The entries are to be returned exactly, with images left out.

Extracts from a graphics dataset

-- begin --

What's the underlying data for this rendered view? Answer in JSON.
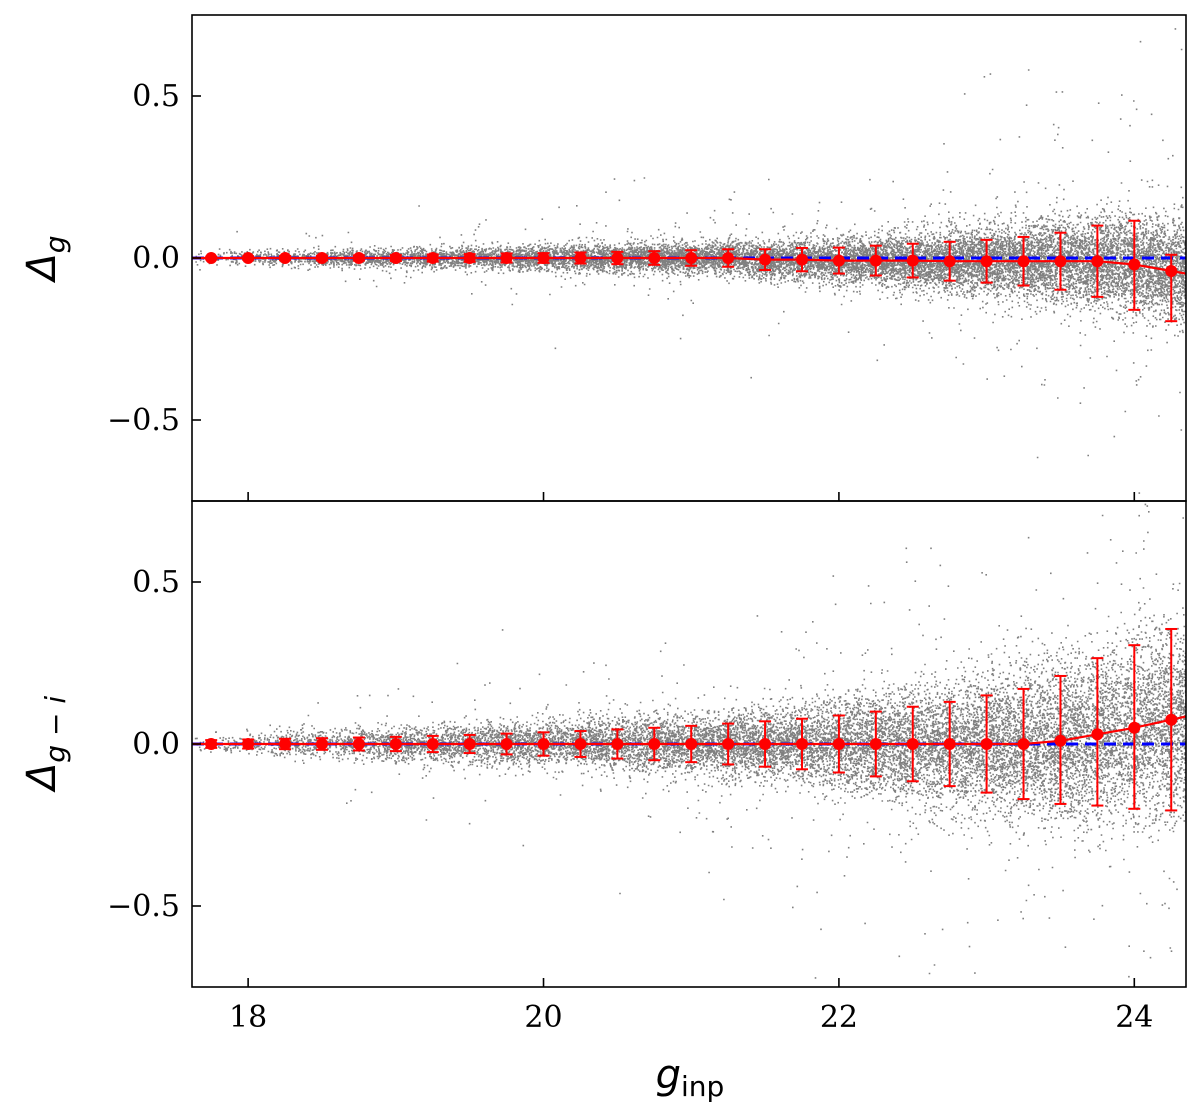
{
  "chart_data": {
    "type": "scatter",
    "x_label": "g",
    "x_label_subscript": "inp",
    "xlim": [
      17.62,
      24.35
    ],
    "x_ticks": [
      18,
      20,
      22,
      24
    ],
    "x_tick_labels": [
      "18",
      "20",
      "22",
      "24"
    ],
    "bins_x": [
      17.75,
      18.0,
      18.25,
      18.5,
      18.75,
      19.0,
      19.25,
      19.5,
      19.75,
      20.0,
      20.25,
      20.5,
      20.75,
      21.0,
      21.25,
      21.5,
      21.75,
      22.0,
      22.25,
      22.5,
      22.75,
      23.0,
      23.25,
      23.5,
      23.75,
      24.0,
      24.25
    ],
    "colors": {
      "scatter": "#808080",
      "median": "#ff0000",
      "reference": "#0000ff"
    },
    "grid": false,
    "legend": "none",
    "panels": [
      {
        "name": "top",
        "y_label": "Δ",
        "y_label_subscript": "g",
        "ylim": [
          -0.75,
          0.75
        ],
        "y_ticks": [
          0.5,
          0.0,
          -0.5
        ],
        "y_tick_labels": [
          "0.5",
          "0.0",
          "−0.5"
        ],
        "reference_y": 0.0,
        "median": [
          0.0,
          0.0,
          0.0,
          0.0,
          0.0,
          0.0,
          0.0,
          0.0,
          0.0,
          0.0,
          0.0,
          0.0,
          0.0,
          0.0,
          0.0,
          -0.005,
          -0.005,
          -0.008,
          -0.008,
          -0.008,
          -0.01,
          -0.01,
          -0.01,
          -0.01,
          -0.01,
          -0.02,
          -0.04
        ],
        "scatter_width": [
          0.01,
          0.011,
          0.012,
          0.013,
          0.014,
          0.015,
          0.016,
          0.017,
          0.018,
          0.019,
          0.02,
          0.021,
          0.022,
          0.023,
          0.025,
          0.028,
          0.031,
          0.034,
          0.038,
          0.042,
          0.047,
          0.052,
          0.058,
          0.064,
          0.07,
          0.075,
          0.078
        ],
        "error_low": [
          0.004,
          0.005,
          0.006,
          0.007,
          0.008,
          0.009,
          0.011,
          0.012,
          0.014,
          0.015,
          0.017,
          0.019,
          0.021,
          0.024,
          0.027,
          0.032,
          0.036,
          0.04,
          0.046,
          0.052,
          0.06,
          0.066,
          0.075,
          0.088,
          0.11,
          0.14,
          0.155
        ],
        "error_high": [
          0.004,
          0.005,
          0.006,
          0.007,
          0.008,
          0.009,
          0.011,
          0.012,
          0.014,
          0.015,
          0.017,
          0.019,
          0.021,
          0.024,
          0.027,
          0.032,
          0.036,
          0.04,
          0.046,
          0.052,
          0.06,
          0.066,
          0.075,
          0.088,
          0.11,
          0.135,
          0.05
        ]
      },
      {
        "name": "bottom",
        "y_label": "Δ",
        "y_label_subscript": "g − i",
        "ylim": [
          -0.75,
          0.75
        ],
        "y_ticks": [
          0.5,
          0.0,
          -0.5
        ],
        "y_tick_labels": [
          "0.5",
          "0.0",
          "−0.5"
        ],
        "reference_y": 0.0,
        "median": [
          0.0,
          0.0,
          0.0,
          0.0,
          0.0,
          0.0,
          0.0,
          0.0,
          0.0,
          0.0,
          0.0,
          0.0,
          0.0,
          0.0,
          0.0,
          0.0,
          0.0,
          0.0,
          0.0,
          0.0,
          0.0,
          0.0,
          0.0,
          0.01,
          0.03,
          0.05,
          0.075
        ],
        "scatter_width": [
          0.016,
          0.018,
          0.02,
          0.022,
          0.024,
          0.026,
          0.028,
          0.03,
          0.032,
          0.034,
          0.036,
          0.039,
          0.042,
          0.045,
          0.05,
          0.055,
          0.062,
          0.07,
          0.078,
          0.088,
          0.098,
          0.108,
          0.118,
          0.128,
          0.138,
          0.145,
          0.15
        ],
        "error_low": [
          0.012,
          0.014,
          0.016,
          0.018,
          0.02,
          0.022,
          0.025,
          0.028,
          0.032,
          0.036,
          0.04,
          0.045,
          0.05,
          0.056,
          0.063,
          0.07,
          0.078,
          0.088,
          0.1,
          0.115,
          0.13,
          0.15,
          0.17,
          0.195,
          0.22,
          0.25,
          0.28
        ],
        "error_high": [
          0.012,
          0.014,
          0.016,
          0.018,
          0.02,
          0.022,
          0.025,
          0.028,
          0.032,
          0.036,
          0.04,
          0.045,
          0.05,
          0.056,
          0.063,
          0.07,
          0.078,
          0.088,
          0.1,
          0.115,
          0.13,
          0.15,
          0.17,
          0.2,
          0.235,
          0.255,
          0.28
        ]
      }
    ]
  }
}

-- end --

◆ **Answer to the problem**:
What's the underlying data for this rendered view? Answer in JSON.
{
  "chart_data": {
    "type": "scatter",
    "x_label": "g",
    "x_label_subscript": "inp",
    "xlim": [
      17.62,
      24.35
    ],
    "x_ticks": [
      18,
      20,
      22,
      24
    ],
    "x_tick_labels": [
      "18",
      "20",
      "22",
      "24"
    ],
    "bins_x": [
      17.75,
      18.0,
      18.25,
      18.5,
      18.75,
      19.0,
      19.25,
      19.5,
      19.75,
      20.0,
      20.25,
      20.5,
      20.75,
      21.0,
      21.25,
      21.5,
      21.75,
      22.0,
      22.25,
      22.5,
      22.75,
      23.0,
      23.25,
      23.5,
      23.75,
      24.0,
      24.25
    ],
    "colors": {
      "scatter": "#808080",
      "median": "#ff0000",
      "reference": "#0000ff"
    },
    "grid": false,
    "legend": "none",
    "panels": [
      {
        "name": "top",
        "y_label": "Δ",
        "y_label_subscript": "g",
        "ylim": [
          -0.75,
          0.75
        ],
        "y_ticks": [
          0.5,
          0.0,
          -0.5
        ],
        "y_tick_labels": [
          "0.5",
          "0.0",
          "−0.5"
        ],
        "reference_y": 0.0,
        "median": [
          0.0,
          0.0,
          0.0,
          0.0,
          0.0,
          0.0,
          0.0,
          0.0,
          0.0,
          0.0,
          0.0,
          0.0,
          0.0,
          0.0,
          0.0,
          -0.005,
          -0.005,
          -0.008,
          -0.008,
          -0.008,
          -0.01,
          -0.01,
          -0.01,
          -0.01,
          -0.01,
          -0.02,
          -0.04
        ],
        "scatter_width": [
          0.01,
          0.011,
          0.012,
          0.013,
          0.014,
          0.015,
          0.016,
          0.017,
          0.018,
          0.019,
          0.02,
          0.021,
          0.022,
          0.023,
          0.025,
          0.028,
          0.031,
          0.034,
          0.038,
          0.042,
          0.047,
          0.052,
          0.058,
          0.064,
          0.07,
          0.075,
          0.078
        ],
        "error_low": [
          0.004,
          0.005,
          0.006,
          0.007,
          0.008,
          0.009,
          0.011,
          0.012,
          0.014,
          0.015,
          0.017,
          0.019,
          0.021,
          0.024,
          0.027,
          0.032,
          0.036,
          0.04,
          0.046,
          0.052,
          0.06,
          0.066,
          0.075,
          0.088,
          0.11,
          0.14,
          0.155
        ],
        "error_high": [
          0.004,
          0.005,
          0.006,
          0.007,
          0.008,
          0.009,
          0.011,
          0.012,
          0.014,
          0.015,
          0.017,
          0.019,
          0.021,
          0.024,
          0.027,
          0.032,
          0.036,
          0.04,
          0.046,
          0.052,
          0.06,
          0.066,
          0.075,
          0.088,
          0.11,
          0.135,
          0.05
        ]
      },
      {
        "name": "bottom",
        "y_label": "Δ",
        "y_label_subscript": "g − i",
        "ylim": [
          -0.75,
          0.75
        ],
        "y_ticks": [
          0.5,
          0.0,
          -0.5
        ],
        "y_tick_labels": [
          "0.5",
          "0.0",
          "−0.5"
        ],
        "reference_y": 0.0,
        "median": [
          0.0,
          0.0,
          0.0,
          0.0,
          0.0,
          0.0,
          0.0,
          0.0,
          0.0,
          0.0,
          0.0,
          0.0,
          0.0,
          0.0,
          0.0,
          0.0,
          0.0,
          0.0,
          0.0,
          0.0,
          0.0,
          0.0,
          0.0,
          0.01,
          0.03,
          0.05,
          0.075
        ],
        "scatter_width": [
          0.016,
          0.018,
          0.02,
          0.022,
          0.024,
          0.026,
          0.028,
          0.03,
          0.032,
          0.034,
          0.036,
          0.039,
          0.042,
          0.045,
          0.05,
          0.055,
          0.062,
          0.07,
          0.078,
          0.088,
          0.098,
          0.108,
          0.118,
          0.128,
          0.138,
          0.145,
          0.15
        ],
        "error_low": [
          0.012,
          0.014,
          0.016,
          0.018,
          0.02,
          0.022,
          0.025,
          0.028,
          0.032,
          0.036,
          0.04,
          0.045,
          0.05,
          0.056,
          0.063,
          0.07,
          0.078,
          0.088,
          0.1,
          0.115,
          0.13,
          0.15,
          0.17,
          0.195,
          0.22,
          0.25,
          0.28
        ],
        "error_high": [
          0.012,
          0.014,
          0.016,
          0.018,
          0.02,
          0.022,
          0.025,
          0.028,
          0.032,
          0.036,
          0.04,
          0.045,
          0.05,
          0.056,
          0.063,
          0.07,
          0.078,
          0.088,
          0.1,
          0.115,
          0.13,
          0.15,
          0.17,
          0.2,
          0.235,
          0.255,
          0.28
        ]
      }
    ]
  }
}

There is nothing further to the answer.